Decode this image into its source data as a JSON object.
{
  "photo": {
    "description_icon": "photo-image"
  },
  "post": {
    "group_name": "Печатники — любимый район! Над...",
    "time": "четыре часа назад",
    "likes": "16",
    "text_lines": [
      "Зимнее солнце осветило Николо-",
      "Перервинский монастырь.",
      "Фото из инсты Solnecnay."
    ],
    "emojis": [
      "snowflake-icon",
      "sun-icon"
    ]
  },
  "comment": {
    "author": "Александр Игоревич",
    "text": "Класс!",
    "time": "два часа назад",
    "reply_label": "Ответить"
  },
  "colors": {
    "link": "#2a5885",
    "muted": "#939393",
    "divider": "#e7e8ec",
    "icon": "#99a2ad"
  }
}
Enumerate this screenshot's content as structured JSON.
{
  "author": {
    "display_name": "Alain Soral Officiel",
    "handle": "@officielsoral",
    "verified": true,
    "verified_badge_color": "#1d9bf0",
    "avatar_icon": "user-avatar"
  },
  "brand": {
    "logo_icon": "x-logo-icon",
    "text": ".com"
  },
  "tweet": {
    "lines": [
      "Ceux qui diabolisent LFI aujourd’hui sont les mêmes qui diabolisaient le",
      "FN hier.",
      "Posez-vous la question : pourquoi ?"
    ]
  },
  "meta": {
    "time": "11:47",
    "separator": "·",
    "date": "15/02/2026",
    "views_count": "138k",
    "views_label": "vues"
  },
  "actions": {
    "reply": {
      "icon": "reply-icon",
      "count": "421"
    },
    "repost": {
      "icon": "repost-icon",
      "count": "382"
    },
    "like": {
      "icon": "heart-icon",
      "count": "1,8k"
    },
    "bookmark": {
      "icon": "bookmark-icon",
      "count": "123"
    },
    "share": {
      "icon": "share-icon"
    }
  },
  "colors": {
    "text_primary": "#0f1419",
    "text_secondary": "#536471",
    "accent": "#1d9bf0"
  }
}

——————

What to do
Within the listing, how many lines hold the word "image"? Only the number is to be given.

Task solution
2